(Material for this task):

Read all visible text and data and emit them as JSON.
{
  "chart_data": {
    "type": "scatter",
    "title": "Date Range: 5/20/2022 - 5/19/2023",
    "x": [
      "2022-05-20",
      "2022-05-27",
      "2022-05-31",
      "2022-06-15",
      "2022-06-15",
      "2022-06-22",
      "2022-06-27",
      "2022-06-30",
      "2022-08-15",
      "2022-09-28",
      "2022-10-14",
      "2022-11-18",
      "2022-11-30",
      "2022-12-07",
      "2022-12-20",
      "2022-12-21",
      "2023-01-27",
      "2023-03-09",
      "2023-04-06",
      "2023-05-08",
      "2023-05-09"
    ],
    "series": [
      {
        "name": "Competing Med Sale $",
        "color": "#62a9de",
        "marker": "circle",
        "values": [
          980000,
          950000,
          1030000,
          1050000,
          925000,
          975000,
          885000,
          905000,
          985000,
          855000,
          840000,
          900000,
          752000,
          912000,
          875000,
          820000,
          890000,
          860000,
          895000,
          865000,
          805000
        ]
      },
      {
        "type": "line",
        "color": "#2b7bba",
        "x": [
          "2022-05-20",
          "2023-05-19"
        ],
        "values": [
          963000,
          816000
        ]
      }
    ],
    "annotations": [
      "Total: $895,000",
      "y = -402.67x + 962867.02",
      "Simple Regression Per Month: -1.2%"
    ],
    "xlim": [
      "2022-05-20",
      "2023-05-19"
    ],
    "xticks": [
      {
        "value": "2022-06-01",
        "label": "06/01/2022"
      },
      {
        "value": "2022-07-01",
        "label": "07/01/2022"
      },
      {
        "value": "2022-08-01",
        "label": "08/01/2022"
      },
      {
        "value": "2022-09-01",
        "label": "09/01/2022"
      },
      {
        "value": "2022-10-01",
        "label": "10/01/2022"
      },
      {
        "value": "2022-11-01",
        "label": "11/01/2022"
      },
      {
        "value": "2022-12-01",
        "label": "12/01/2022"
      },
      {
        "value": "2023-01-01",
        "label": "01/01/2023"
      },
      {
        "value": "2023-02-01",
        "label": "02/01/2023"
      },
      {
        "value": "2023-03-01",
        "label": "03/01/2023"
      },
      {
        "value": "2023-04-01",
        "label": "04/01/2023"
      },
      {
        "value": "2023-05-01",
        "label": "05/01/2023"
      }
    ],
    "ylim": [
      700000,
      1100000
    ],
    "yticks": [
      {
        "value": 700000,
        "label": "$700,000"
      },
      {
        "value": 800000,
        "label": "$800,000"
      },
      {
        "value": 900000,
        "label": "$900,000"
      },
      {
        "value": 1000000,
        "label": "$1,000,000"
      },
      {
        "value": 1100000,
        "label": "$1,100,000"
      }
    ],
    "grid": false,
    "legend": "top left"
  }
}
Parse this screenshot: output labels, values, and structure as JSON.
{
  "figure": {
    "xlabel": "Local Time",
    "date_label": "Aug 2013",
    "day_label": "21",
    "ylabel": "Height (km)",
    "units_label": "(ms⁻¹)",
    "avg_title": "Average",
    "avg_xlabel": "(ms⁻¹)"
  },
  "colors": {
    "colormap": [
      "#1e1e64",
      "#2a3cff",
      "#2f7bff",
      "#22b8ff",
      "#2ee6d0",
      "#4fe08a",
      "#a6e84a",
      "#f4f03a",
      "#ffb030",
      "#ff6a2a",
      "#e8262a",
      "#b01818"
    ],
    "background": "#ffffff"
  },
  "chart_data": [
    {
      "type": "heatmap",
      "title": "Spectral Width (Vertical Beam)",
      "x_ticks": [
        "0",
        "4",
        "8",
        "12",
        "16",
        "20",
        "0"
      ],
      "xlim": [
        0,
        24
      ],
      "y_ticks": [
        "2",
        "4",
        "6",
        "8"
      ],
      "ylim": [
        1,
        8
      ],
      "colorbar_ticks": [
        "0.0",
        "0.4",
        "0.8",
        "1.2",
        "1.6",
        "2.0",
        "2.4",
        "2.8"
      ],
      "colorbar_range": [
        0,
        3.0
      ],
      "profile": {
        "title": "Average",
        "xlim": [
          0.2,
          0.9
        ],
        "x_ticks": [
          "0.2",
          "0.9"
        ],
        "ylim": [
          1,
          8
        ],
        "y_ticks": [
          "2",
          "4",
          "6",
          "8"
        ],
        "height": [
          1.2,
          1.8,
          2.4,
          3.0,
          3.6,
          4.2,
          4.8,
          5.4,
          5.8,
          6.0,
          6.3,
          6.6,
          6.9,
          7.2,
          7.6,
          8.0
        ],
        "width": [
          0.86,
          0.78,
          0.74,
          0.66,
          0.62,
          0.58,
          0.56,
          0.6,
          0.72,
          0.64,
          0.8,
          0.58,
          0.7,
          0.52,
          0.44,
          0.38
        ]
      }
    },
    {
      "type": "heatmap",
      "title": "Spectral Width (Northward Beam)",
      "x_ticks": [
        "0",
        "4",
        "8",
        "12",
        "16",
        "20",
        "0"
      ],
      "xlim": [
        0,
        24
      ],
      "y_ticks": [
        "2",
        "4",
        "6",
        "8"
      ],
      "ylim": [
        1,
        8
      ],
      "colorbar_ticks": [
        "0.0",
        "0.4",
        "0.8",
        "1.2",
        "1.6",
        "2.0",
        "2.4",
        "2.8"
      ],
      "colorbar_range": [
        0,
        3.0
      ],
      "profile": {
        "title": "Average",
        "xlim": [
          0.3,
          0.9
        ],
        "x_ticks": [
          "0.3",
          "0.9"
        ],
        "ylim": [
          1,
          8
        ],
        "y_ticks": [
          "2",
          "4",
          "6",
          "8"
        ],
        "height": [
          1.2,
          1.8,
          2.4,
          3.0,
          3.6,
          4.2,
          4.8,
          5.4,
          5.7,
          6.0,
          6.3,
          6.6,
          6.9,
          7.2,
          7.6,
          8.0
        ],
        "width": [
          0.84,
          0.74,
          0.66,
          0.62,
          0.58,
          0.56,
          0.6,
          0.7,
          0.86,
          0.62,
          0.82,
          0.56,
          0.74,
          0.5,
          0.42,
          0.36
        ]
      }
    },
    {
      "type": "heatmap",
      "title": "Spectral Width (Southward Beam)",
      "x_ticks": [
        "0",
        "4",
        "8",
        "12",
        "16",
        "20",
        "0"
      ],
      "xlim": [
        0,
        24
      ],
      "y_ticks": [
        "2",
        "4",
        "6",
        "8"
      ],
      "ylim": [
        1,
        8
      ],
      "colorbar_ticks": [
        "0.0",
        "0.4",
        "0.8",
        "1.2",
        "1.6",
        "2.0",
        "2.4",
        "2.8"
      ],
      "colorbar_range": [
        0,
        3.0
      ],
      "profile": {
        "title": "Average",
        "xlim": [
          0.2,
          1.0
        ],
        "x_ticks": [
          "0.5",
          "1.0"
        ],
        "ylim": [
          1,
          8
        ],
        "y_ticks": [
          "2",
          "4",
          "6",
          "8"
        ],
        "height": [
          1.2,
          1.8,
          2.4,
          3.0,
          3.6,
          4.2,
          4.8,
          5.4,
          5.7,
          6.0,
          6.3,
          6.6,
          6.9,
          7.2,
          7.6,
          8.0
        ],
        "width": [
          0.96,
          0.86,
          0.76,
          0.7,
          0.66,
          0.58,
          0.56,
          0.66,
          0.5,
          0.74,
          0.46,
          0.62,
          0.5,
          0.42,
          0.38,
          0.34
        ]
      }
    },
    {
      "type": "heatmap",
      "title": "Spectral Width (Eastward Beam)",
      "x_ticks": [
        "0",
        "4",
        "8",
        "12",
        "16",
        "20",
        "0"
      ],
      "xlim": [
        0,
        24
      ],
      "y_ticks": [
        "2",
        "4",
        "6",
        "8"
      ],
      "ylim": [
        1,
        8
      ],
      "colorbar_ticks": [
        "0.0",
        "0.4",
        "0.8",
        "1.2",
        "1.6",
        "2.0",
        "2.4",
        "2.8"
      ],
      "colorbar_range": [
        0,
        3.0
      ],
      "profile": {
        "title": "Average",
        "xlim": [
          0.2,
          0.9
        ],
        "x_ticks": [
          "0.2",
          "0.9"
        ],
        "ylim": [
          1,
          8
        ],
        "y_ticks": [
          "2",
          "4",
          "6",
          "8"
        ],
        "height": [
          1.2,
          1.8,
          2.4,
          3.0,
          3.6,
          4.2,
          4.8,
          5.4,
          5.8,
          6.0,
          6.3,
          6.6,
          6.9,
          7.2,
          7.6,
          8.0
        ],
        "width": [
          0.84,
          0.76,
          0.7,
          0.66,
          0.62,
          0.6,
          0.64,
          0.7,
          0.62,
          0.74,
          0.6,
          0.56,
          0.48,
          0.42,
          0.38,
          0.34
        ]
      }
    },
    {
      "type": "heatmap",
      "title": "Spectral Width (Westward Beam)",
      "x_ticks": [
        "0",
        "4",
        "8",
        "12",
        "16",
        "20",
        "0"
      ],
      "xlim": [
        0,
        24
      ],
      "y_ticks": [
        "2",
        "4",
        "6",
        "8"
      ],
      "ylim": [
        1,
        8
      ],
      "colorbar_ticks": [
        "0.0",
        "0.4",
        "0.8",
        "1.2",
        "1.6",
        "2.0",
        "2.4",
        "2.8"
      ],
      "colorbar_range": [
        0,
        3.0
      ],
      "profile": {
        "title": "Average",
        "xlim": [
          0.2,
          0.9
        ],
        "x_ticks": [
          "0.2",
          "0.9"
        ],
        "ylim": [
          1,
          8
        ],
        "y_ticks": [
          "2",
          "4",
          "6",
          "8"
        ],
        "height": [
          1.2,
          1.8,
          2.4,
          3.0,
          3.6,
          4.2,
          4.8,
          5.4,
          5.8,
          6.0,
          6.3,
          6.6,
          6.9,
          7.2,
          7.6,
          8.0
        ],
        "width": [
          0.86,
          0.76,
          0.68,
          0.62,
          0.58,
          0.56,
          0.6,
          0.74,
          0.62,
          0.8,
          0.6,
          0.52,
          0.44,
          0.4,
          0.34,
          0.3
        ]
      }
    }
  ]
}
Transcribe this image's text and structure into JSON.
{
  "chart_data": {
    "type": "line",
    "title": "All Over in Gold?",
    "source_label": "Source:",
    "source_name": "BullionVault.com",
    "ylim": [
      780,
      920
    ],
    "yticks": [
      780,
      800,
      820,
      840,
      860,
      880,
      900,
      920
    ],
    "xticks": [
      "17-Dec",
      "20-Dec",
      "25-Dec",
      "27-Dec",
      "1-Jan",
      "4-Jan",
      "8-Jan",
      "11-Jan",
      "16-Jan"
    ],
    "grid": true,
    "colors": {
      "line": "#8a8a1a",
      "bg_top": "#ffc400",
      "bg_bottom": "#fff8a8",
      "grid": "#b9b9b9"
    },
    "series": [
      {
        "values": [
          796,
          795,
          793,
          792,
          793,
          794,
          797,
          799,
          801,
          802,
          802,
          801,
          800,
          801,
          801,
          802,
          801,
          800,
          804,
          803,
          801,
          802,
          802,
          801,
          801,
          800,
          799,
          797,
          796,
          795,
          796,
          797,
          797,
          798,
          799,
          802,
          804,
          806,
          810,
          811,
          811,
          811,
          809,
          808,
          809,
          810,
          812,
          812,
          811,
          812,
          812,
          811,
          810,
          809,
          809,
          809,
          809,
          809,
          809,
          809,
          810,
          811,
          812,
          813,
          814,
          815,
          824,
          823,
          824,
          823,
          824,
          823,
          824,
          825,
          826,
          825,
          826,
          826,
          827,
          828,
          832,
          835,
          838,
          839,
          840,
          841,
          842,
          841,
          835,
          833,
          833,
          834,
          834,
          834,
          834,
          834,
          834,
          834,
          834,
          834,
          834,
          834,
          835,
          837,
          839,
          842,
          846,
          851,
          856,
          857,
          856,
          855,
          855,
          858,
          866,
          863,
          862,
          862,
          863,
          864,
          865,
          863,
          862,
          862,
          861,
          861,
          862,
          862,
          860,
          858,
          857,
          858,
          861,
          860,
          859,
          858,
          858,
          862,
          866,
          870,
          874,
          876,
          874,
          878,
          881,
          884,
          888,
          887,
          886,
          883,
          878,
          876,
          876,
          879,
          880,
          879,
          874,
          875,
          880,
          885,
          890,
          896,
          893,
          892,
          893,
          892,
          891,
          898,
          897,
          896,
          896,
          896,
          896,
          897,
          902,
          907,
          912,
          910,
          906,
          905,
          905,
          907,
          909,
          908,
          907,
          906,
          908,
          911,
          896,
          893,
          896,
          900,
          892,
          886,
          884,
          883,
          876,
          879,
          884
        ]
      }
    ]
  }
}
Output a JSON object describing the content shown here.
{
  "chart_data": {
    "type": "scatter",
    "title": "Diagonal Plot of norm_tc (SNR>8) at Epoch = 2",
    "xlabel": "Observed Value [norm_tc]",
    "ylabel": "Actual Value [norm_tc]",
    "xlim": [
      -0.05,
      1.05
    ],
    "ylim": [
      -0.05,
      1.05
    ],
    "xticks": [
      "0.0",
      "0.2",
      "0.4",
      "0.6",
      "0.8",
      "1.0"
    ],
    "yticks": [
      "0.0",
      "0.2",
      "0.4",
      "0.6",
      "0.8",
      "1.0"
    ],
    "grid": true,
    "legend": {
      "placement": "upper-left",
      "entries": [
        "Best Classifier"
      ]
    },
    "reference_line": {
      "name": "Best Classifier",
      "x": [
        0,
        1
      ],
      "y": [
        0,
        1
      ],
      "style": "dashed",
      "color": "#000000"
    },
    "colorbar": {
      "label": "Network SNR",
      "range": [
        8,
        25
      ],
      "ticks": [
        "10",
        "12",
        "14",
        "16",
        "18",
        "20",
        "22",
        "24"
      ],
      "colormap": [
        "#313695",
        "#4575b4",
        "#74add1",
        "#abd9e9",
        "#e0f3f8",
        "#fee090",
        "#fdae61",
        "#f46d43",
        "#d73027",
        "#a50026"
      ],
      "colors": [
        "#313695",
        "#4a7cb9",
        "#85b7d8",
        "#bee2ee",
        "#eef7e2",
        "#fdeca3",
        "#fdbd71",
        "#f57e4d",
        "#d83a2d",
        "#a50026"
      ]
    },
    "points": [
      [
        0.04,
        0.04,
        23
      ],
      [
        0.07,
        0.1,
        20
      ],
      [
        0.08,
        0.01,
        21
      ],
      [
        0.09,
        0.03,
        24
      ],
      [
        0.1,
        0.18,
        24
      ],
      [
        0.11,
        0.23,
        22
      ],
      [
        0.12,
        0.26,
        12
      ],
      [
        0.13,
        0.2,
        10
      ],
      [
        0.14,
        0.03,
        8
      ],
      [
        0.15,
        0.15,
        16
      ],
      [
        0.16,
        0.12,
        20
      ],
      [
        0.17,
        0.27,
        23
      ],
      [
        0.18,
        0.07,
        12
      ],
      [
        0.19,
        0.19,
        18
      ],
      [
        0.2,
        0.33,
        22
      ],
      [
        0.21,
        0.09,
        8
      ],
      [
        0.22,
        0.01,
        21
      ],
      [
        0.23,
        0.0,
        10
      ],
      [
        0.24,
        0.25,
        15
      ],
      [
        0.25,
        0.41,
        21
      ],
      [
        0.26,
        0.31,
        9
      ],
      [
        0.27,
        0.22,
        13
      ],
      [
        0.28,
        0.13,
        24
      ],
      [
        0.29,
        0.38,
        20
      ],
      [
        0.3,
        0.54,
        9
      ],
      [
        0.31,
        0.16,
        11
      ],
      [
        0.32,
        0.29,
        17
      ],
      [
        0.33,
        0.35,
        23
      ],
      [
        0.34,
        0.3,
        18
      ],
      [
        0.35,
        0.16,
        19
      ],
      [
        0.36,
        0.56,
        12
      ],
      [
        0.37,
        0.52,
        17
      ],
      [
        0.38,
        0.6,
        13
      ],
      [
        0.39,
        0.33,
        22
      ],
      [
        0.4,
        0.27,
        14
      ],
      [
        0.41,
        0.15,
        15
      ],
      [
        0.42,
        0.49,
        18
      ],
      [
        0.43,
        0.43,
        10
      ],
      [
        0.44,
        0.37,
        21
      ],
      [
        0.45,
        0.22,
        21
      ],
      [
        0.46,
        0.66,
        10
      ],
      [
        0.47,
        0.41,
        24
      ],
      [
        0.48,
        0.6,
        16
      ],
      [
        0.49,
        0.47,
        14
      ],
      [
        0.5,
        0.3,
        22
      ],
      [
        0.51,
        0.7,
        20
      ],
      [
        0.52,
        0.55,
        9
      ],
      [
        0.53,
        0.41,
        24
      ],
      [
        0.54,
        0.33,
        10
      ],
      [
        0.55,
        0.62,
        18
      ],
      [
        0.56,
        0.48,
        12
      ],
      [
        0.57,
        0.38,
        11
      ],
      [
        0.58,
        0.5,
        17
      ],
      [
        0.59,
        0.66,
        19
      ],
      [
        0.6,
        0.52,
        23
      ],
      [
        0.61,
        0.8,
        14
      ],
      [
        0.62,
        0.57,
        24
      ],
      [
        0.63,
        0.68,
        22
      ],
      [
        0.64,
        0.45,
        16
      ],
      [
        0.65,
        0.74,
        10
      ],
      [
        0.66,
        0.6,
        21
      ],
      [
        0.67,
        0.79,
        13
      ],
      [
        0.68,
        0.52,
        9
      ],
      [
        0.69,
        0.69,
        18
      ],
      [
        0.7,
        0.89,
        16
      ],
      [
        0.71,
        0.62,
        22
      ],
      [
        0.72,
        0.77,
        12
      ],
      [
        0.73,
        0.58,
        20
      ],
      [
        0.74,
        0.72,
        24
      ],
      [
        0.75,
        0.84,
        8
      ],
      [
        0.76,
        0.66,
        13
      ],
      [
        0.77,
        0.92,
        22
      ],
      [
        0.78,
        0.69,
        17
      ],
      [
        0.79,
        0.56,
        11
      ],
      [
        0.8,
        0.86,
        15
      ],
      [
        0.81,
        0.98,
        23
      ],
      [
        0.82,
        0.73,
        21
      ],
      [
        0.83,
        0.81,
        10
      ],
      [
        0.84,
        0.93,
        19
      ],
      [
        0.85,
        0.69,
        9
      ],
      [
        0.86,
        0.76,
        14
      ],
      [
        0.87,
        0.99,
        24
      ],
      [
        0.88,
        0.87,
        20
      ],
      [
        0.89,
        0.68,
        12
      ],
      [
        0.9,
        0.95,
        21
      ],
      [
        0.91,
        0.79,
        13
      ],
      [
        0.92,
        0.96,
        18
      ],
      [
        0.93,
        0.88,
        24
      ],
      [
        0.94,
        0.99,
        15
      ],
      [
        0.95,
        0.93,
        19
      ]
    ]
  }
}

(What you will do): Return all lines with the word "Spectral" in them.

(Task answer):
      "title": "Spectral Width (Vertical Beam)",
      "title": "Spectral Width (Northward Beam)",
      "title": "Spectral Width (Southward Beam)",
      "title": "Spectral Width (Eastward Beam)",
      "title": "Spectral Width (Westward Beam)",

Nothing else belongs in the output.